** start of SOURCE MATERIAL **
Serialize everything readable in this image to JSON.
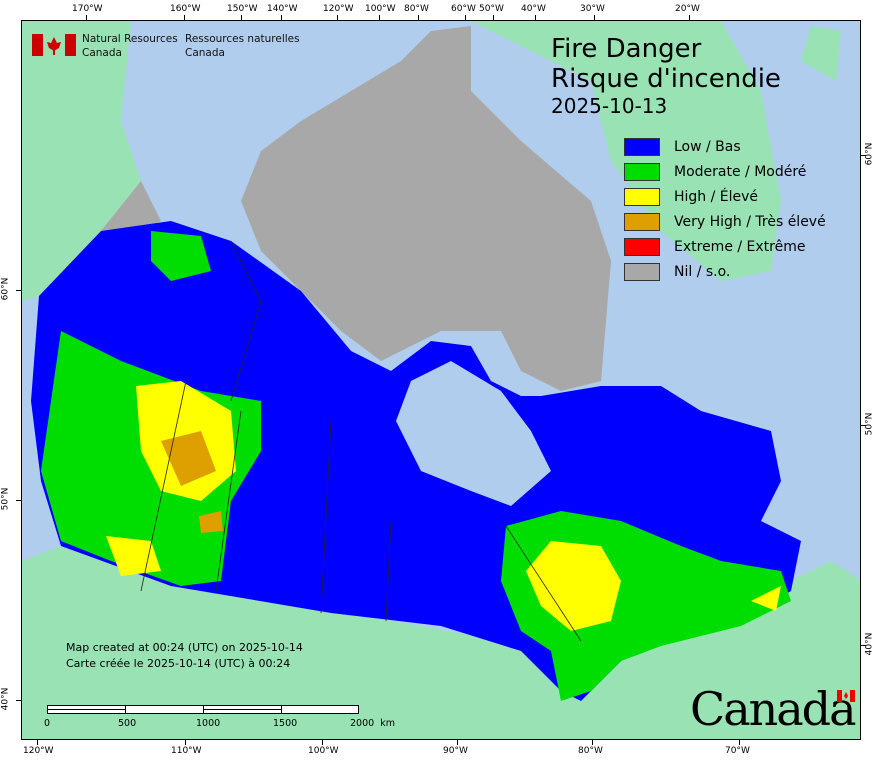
{
  "agency": {
    "en_line1": "Natural Resources",
    "en_line2": "Canada",
    "fr_line1": "Ressources naturelles",
    "fr_line2": "Canada"
  },
  "title": {
    "en": "Fire Danger",
    "fr": "Risque d'incendie",
    "date": "2025-10-13"
  },
  "legend": [
    {
      "label": "Low / Bas",
      "color": "#0000ff"
    },
    {
      "label": "Moderate / Modéré",
      "color": "#00dd00"
    },
    {
      "label": "High / Élevé",
      "color": "#ffff00"
    },
    {
      "label": "Very High / Très élevé",
      "color": "#dda000"
    },
    {
      "label": "Extreme / Extrême",
      "color": "#ff0000"
    },
    {
      "label": "Nil / s.o.",
      "color": "#a8a8a8"
    }
  ],
  "credit": {
    "en": "Map created at 00:24 (UTC) on 2025-10-14",
    "fr": "Carte créée le 2025-10-14 (UTC) à 00:24"
  },
  "scale_bar": {
    "labels": [
      "0",
      "500",
      "1000",
      "1500",
      "2000  km"
    ]
  },
  "axes": {
    "top": [
      "170°W",
      "160°W",
      "150°W",
      "140°W",
      "120°W",
      "100°W",
      "80°W",
      "60°W",
      "50°W",
      "40°W",
      "30°W",
      "20°W"
    ],
    "bottom": [
      "120°W",
      "110°W",
      "100°W",
      "90°W",
      "80°W",
      "70°W"
    ],
    "left": [
      "60°N",
      "50°N",
      "40°N"
    ],
    "right": [
      "60°N",
      "50°N",
      "40°N"
    ]
  },
  "wordmark": "Canada",
  "colors": {
    "water": "#b0cdee",
    "foreign_land": "#98e2b4",
    "low": "#0000ff",
    "moderate": "#00dd00",
    "high": "#ffff00",
    "very_high": "#dda000",
    "nil": "#a8a8a8"
  }
}
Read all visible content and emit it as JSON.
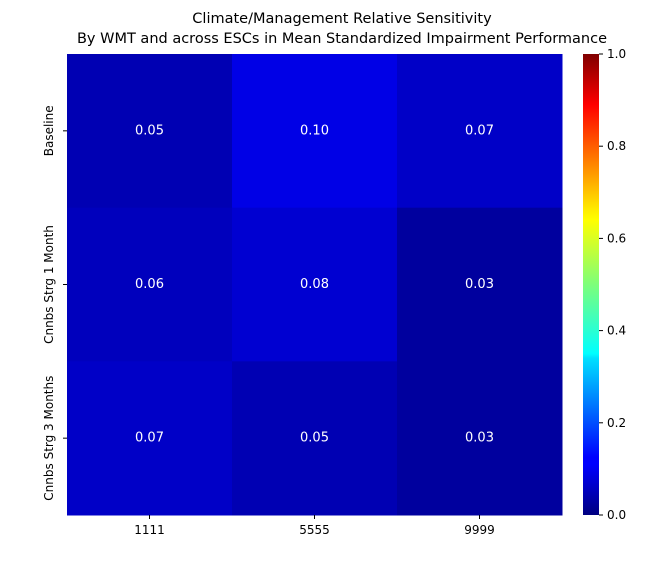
{
  "chart_data": {
    "type": "heatmap",
    "title": "Climate/Management Relative Sensitivity",
    "subtitle": "By WMT and across ESCs in Mean Standardized Impairment Performance",
    "xlabel": "",
    "ylabel": "",
    "x_categories": [
      "1111",
      "5555",
      "9999"
    ],
    "y_categories": [
      "Baseline",
      "Cnnbs Strg 1 Month",
      "Cnnbs Strg 3 Months"
    ],
    "values": [
      [
        0.05,
        0.1,
        0.07
      ],
      [
        0.06,
        0.08,
        0.03
      ],
      [
        0.07,
        0.05,
        0.03
      ]
    ],
    "value_labels": [
      [
        "0.05",
        "0.10",
        "0.07"
      ],
      [
        "0.06",
        "0.08",
        "0.03"
      ],
      [
        "0.07",
        "0.05",
        "0.03"
      ]
    ],
    "colormap": "jet",
    "colorbar": {
      "vmin": 0.0,
      "vmax": 1.0,
      "ticks": [
        0.0,
        0.2,
        0.4,
        0.6,
        0.8,
        1.0
      ],
      "tick_labels": [
        "0.0",
        "0.2",
        "0.4",
        "0.6",
        "0.8",
        "1.0"
      ]
    },
    "grid": false,
    "legend": "colorbar-right"
  }
}
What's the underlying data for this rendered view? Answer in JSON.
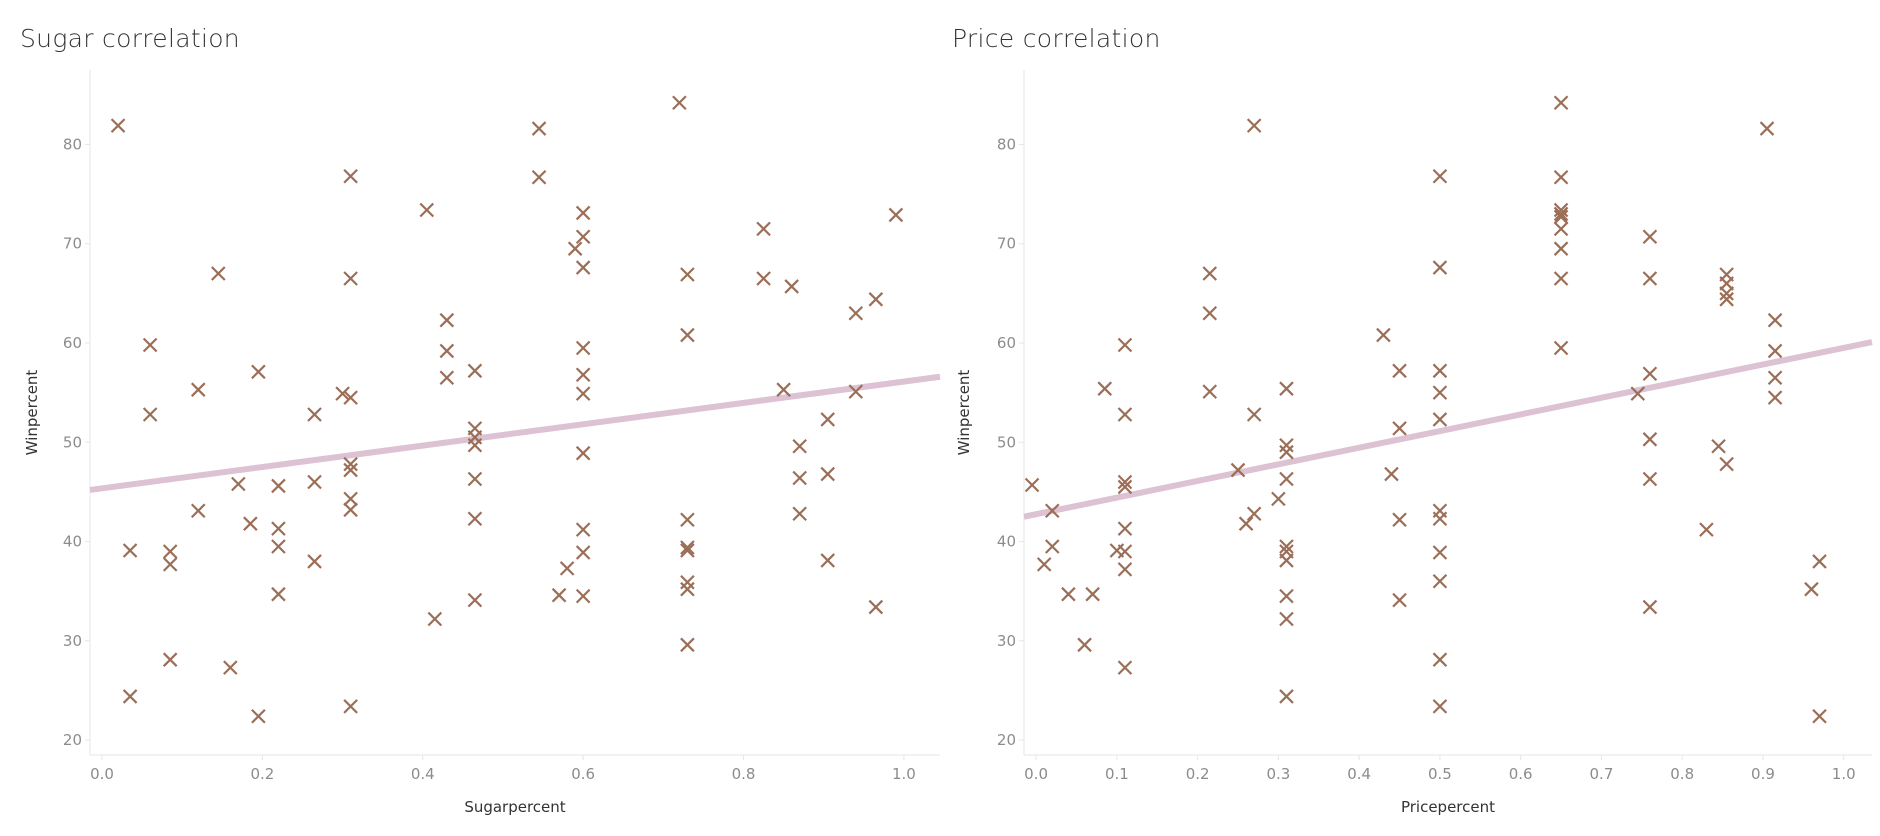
** end of SOURCE MATERIAL **
EXERCISE DESCRIPTION
Please write out all of the material above without changing a word, and omit any pictures.

EXPECTED ANSWER
Serialize everything readable in this image to JSON.
{
  "agency": {
    "en_line1": "Natural Resources",
    "en_line2": "Canada",
    "fr_line1": "Ressources naturelles",
    "fr_line2": "Canada"
  },
  "title": {
    "en": "Fire Danger",
    "fr": "Risque d'incendie",
    "date": "2025-10-13"
  },
  "legend": [
    {
      "label": "Low / Bas",
      "color": "#0000ff"
    },
    {
      "label": "Moderate / Modéré",
      "color": "#00dd00"
    },
    {
      "label": "High / Élevé",
      "color": "#ffff00"
    },
    {
      "label": "Very High / Très élevé",
      "color": "#dda000"
    },
    {
      "label": "Extreme / Extrême",
      "color": "#ff0000"
    },
    {
      "label": "Nil / s.o.",
      "color": "#a8a8a8"
    }
  ],
  "credit": {
    "en": "Map created at 00:24 (UTC) on 2025-10-14",
    "fr": "Carte créée le 2025-10-14 (UTC) à 00:24"
  },
  "scale_bar": {
    "labels": [
      "0",
      "500",
      "1000",
      "1500",
      "2000  km"
    ]
  },
  "axes": {
    "top": [
      "170°W",
      "160°W",
      "150°W",
      "140°W",
      "120°W",
      "100°W",
      "80°W",
      "60°W",
      "50°W",
      "40°W",
      "30°W",
      "20°W"
    ],
    "bottom": [
      "120°W",
      "110°W",
      "100°W",
      "90°W",
      "80°W",
      "70°W"
    ],
    "left": [
      "60°N",
      "50°N",
      "40°N"
    ],
    "right": [
      "60°N",
      "50°N",
      "40°N"
    ]
  },
  "wordmark": "Canada",
  "colors": {
    "water": "#b0cdee",
    "foreign_land": "#98e2b4",
    "low": "#0000ff",
    "moderate": "#00dd00",
    "high": "#ffff00",
    "very_high": "#dda000",
    "nil": "#a8a8a8"
  }
}
Read all visible content and emit it as JSON.
{
  "chart_data": {
    "type": "heatmap",
    "title": "Climate/Management Relative Sensitivity",
    "subtitle": "By WMT and across ESCs in Mean Standardized Impairment Performance",
    "xlabel": "",
    "ylabel": "",
    "x_categories": [
      "1111",
      "5555",
      "9999"
    ],
    "y_categories": [
      "Baseline",
      "Cnnbs Strg 1 Month",
      "Cnnbs Strg 3 Months"
    ],
    "values": [
      [
        0.05,
        0.1,
        0.07
      ],
      [
        0.06,
        0.08,
        0.03
      ],
      [
        0.07,
        0.05,
        0.03
      ]
    ],
    "value_labels": [
      [
        "0.05",
        "0.10",
        "0.07"
      ],
      [
        "0.06",
        "0.08",
        "0.03"
      ],
      [
        "0.07",
        "0.05",
        "0.03"
      ]
    ],
    "colormap": "jet",
    "colorbar": {
      "vmin": 0.0,
      "vmax": 1.0,
      "ticks": [
        0.0,
        0.2,
        0.4,
        0.6,
        0.8,
        1.0
      ],
      "tick_labels": [
        "0.0",
        "0.2",
        "0.4",
        "0.6",
        "0.8",
        "1.0"
      ]
    },
    "grid": false,
    "legend": "colorbar-right"
  }
}
What's the underlying data for this rendered view? Answer in JSON.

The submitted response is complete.